**Set task:** Filter the data below for the string "language" and copy each matching line.

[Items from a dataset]
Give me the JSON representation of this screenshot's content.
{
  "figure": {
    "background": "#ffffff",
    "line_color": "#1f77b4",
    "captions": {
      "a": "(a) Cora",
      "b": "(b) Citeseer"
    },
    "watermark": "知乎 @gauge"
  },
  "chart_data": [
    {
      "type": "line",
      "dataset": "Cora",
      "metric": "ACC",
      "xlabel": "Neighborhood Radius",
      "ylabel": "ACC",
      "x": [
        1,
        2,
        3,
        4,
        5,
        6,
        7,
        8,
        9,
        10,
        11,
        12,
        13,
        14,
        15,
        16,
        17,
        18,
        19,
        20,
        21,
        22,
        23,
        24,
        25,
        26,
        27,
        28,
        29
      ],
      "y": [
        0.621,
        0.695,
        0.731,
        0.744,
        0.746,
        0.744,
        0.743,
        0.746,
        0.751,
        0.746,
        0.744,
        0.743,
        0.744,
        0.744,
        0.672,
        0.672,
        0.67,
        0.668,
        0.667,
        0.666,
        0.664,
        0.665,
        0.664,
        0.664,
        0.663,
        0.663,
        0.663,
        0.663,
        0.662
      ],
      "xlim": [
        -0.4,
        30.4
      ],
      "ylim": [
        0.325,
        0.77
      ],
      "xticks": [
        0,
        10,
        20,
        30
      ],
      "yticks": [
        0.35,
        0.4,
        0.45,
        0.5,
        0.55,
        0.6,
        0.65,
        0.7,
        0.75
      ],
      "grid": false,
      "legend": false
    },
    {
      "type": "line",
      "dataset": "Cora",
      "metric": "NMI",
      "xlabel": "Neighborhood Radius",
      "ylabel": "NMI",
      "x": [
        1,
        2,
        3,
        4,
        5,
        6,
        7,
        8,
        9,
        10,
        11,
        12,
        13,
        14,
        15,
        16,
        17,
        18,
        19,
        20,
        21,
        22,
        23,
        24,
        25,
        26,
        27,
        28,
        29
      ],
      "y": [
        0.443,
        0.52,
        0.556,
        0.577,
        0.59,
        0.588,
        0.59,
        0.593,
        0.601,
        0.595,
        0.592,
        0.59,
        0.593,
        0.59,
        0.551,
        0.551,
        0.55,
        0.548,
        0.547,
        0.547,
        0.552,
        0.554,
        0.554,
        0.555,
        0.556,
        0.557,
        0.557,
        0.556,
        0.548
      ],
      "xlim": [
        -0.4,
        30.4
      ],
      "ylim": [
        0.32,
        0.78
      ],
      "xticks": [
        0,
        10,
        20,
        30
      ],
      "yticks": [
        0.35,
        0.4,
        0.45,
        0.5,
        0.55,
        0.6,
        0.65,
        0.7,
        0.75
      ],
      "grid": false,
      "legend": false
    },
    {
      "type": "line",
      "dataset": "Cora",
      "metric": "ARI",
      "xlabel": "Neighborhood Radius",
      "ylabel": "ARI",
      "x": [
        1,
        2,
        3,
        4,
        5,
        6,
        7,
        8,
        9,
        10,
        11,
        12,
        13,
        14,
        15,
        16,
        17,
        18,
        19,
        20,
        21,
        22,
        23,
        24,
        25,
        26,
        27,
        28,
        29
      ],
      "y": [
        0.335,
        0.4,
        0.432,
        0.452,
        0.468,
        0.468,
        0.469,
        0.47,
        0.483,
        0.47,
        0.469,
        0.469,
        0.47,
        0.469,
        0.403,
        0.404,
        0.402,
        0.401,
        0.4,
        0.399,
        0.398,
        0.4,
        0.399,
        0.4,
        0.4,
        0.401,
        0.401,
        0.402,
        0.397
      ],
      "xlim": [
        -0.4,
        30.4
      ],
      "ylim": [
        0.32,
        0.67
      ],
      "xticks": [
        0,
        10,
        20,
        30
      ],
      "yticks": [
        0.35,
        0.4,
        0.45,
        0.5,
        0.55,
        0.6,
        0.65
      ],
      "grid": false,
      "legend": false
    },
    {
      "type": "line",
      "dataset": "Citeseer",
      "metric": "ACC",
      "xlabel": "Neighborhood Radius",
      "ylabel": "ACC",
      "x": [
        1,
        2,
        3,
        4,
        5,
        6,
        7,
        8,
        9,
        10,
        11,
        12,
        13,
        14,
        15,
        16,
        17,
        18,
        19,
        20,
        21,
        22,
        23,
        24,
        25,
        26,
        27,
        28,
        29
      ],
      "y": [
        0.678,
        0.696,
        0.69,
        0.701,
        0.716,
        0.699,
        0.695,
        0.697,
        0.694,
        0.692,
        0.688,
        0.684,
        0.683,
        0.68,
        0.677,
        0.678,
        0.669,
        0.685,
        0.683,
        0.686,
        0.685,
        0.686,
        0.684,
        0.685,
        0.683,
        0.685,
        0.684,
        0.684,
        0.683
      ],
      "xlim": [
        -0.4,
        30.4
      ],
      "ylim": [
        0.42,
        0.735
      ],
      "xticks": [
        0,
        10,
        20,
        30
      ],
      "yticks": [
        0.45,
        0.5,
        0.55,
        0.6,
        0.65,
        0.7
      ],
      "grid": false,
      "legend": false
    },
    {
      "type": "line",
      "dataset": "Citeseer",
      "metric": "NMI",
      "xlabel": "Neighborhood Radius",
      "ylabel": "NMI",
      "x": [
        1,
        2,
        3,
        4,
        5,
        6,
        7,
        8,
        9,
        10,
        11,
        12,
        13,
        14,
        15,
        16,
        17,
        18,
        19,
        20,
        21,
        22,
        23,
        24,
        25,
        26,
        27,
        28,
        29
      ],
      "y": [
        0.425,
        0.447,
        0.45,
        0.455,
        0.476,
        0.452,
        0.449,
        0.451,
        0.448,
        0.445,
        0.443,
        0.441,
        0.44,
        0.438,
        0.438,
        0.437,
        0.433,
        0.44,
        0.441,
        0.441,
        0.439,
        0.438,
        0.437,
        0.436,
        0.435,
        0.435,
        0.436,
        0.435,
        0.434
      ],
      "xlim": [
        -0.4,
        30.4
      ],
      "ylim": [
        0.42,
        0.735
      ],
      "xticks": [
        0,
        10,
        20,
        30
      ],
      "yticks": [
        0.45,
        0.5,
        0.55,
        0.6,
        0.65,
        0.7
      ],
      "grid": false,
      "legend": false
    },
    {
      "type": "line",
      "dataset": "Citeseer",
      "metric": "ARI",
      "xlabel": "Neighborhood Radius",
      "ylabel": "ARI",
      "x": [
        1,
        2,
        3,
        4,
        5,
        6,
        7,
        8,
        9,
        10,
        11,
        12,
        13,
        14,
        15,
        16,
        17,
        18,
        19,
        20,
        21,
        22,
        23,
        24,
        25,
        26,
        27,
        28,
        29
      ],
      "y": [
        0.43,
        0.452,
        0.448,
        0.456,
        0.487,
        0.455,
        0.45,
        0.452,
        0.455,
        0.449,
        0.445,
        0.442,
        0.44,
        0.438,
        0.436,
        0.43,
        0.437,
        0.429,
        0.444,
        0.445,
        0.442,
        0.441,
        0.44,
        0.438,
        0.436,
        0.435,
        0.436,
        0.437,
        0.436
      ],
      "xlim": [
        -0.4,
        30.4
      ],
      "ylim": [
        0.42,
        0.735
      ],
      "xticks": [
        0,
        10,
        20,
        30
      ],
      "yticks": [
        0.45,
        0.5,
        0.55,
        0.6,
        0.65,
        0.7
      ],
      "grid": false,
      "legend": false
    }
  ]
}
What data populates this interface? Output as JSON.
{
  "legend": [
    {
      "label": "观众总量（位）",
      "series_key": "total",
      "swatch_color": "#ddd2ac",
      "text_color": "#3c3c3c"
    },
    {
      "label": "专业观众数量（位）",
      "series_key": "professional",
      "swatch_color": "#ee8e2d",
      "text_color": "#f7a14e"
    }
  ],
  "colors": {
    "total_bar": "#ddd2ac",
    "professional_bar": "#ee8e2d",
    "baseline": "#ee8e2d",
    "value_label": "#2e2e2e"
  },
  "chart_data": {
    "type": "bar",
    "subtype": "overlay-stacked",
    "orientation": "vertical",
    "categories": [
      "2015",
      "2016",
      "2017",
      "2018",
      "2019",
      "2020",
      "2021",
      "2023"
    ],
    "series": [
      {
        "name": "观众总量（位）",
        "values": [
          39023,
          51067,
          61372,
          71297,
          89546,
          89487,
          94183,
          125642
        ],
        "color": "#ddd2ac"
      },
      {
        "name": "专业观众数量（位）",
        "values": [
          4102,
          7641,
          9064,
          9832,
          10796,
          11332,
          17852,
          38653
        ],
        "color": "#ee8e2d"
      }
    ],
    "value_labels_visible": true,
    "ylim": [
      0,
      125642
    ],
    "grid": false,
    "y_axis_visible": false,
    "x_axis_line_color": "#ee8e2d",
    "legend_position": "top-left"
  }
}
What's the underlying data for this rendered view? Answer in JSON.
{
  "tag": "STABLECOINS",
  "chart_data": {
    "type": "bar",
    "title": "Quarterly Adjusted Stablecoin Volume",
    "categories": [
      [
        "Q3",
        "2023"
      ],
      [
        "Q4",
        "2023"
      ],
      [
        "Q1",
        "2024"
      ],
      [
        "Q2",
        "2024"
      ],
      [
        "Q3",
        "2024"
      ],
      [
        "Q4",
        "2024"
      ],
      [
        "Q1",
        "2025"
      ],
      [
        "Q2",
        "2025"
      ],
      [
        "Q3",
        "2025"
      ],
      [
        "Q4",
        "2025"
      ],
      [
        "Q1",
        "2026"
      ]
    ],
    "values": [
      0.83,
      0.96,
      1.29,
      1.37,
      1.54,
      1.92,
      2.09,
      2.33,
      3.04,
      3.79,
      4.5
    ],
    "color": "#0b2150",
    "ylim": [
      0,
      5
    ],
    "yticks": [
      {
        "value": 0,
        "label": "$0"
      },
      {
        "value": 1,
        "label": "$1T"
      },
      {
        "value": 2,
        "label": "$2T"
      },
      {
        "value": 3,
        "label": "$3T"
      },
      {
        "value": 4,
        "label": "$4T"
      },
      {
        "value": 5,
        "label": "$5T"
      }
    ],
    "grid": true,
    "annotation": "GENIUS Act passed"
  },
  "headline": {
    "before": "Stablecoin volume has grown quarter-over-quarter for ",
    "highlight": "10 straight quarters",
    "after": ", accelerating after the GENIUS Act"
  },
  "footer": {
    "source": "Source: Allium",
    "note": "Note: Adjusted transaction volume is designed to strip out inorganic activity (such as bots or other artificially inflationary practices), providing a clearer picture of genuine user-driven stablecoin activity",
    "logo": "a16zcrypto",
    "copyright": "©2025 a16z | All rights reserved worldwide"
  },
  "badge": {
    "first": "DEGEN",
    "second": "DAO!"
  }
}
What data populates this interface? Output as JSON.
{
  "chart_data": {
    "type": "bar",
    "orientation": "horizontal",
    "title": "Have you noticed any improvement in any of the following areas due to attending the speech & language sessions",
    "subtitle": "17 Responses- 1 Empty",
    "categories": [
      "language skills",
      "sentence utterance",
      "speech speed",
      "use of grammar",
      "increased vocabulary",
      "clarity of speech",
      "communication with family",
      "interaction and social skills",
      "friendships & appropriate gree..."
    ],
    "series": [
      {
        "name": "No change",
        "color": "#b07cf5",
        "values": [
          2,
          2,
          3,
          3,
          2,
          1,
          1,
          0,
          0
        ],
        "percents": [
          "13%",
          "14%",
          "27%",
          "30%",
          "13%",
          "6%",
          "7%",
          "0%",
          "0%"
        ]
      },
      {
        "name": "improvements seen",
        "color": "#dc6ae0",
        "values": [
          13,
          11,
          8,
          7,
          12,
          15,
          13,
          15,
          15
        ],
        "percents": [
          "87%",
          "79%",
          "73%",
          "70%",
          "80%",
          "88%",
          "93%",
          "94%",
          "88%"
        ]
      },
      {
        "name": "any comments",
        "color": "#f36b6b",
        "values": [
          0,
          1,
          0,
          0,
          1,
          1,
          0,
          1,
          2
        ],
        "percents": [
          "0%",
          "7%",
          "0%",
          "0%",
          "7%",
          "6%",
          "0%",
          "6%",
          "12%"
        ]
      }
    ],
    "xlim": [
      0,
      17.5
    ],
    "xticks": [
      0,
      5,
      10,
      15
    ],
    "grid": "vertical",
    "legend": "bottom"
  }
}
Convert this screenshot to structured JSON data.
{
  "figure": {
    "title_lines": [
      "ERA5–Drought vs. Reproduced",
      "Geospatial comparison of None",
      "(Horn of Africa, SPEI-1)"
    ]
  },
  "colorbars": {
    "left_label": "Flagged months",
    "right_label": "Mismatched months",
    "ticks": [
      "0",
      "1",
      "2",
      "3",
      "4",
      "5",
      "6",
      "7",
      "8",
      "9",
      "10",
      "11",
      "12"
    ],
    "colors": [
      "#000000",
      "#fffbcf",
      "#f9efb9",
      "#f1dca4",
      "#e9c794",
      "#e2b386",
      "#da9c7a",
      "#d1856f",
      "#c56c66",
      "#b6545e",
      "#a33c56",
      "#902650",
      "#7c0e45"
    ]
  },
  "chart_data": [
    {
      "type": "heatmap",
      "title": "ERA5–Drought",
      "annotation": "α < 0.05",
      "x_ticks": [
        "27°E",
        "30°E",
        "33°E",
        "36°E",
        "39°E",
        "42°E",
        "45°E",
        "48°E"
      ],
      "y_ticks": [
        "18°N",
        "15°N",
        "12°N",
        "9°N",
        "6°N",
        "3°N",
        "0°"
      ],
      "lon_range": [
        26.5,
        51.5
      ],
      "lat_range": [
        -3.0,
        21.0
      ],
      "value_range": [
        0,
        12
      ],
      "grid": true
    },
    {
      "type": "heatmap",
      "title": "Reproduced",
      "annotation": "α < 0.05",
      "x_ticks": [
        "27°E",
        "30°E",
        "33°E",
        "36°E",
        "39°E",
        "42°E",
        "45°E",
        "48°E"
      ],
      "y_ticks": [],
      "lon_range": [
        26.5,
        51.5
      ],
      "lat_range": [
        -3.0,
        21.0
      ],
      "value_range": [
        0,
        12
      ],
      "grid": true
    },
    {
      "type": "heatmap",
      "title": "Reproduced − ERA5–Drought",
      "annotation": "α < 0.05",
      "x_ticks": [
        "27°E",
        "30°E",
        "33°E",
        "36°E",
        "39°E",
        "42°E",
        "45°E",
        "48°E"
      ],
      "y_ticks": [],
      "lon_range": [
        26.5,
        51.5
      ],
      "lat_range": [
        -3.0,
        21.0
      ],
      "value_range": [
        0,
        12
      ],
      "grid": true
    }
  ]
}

**Task solution:**
    "title": "Have you noticed any improvement in any of the following areas due to attending the speech & language sessions",
      "language skills",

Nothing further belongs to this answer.